WORK REQUIRED:
Scan the records and identify every line in which the string "муниципальных" occurs, then return those lines.

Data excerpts
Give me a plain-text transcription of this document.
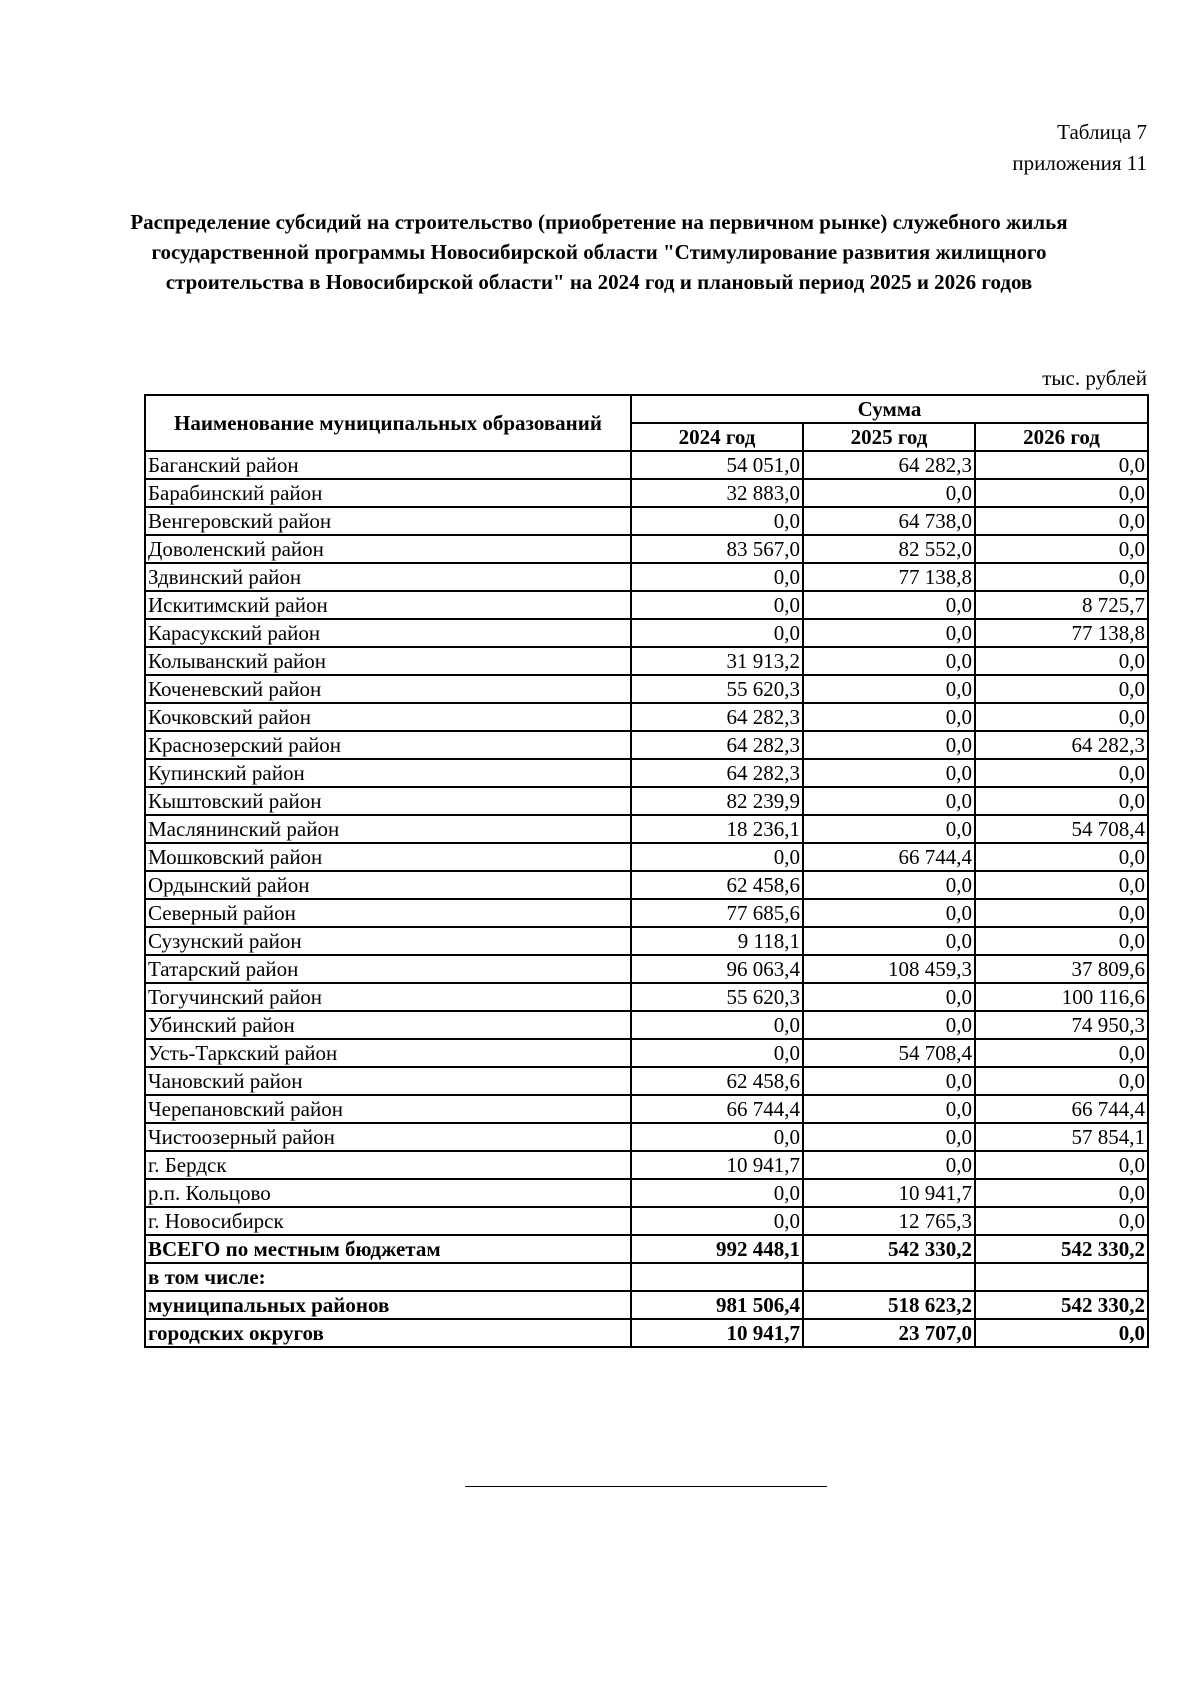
Таблица 7
приложения 11
Распределение субсидий на строительство (приобретение на первичном рынке) служебного жилья государственной программы Новосибирской области "Стимулирование развития жилищного строительства в Новосибирской области" на 2024 год и плановый период 2025 и 2026 годов
тыс. рублей
Наименование муниципальных образований	Сумма		
	2024 год	2025 год	2026 год
Баганский район	54 051,0	64 282,3	0,0
Барабинский район	32 883,0	0,0	0,0
Венгеровский район	0,0	64 738,0	0,0
Доволенский район	83 567,0	82 552,0	0,0
Здвинский район	0,0	77 138,8	0,0
Искитимский район	0,0	0,0	8 725,7
Карасукский район	0,0	0,0	77 138,8
Колыванский район	31 913,2	0,0	0,0
Коченевский район	55 620,3	0,0	0,0
Кочковский район	64 282,3	0,0	0,0
Краснозерский район	64 282,3	0,0	64 282,3
Купинский район	64 282,3	0,0	0,0
Кыштовский район	82 239,9	0,0	0,0
Маслянинский район	18 236,1	0,0	54 708,4
Мошковский район	0,0	66 744,4	0,0
Ордынский район	62 458,6	0,0	0,0
Северный район	77 685,6	0,0	0,0
Сузунский район	9 118,1	0,0	0,0
Татарский район	96 063,4	108 459,3	37 809,6
Тогучинский район	55 620,3	0,0	100 116,6
Убинский район	0,0	0,0	74 950,3
Усть-Таркский район	0,0	54 708,4	0,0
Чановский район	62 458,6	0,0	0,0
Черепановский район	66 744,4	0,0	66 744,4
Чистоозерный район	0,0	0,0	57 854,1
г. Бердск	10 941,7	0,0	0,0
р.п. Кольцово	0,0	10 941,7	0,0
г. Новосибирск	0,0	12 765,3	0,0
ВСЕГО по местным бюджетам	992 448,1	542 330,2	542 330,2
в том числе:			
муниципальных районов	981 506,4	518 623,2	542 330,2
городских округов	10 941,7	23 707,0	0,0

ANSWER IN FULL:
Наименование муниципальных образований	Сумма		
муниципальных районов	981 506,4	518 623,2	542 330,2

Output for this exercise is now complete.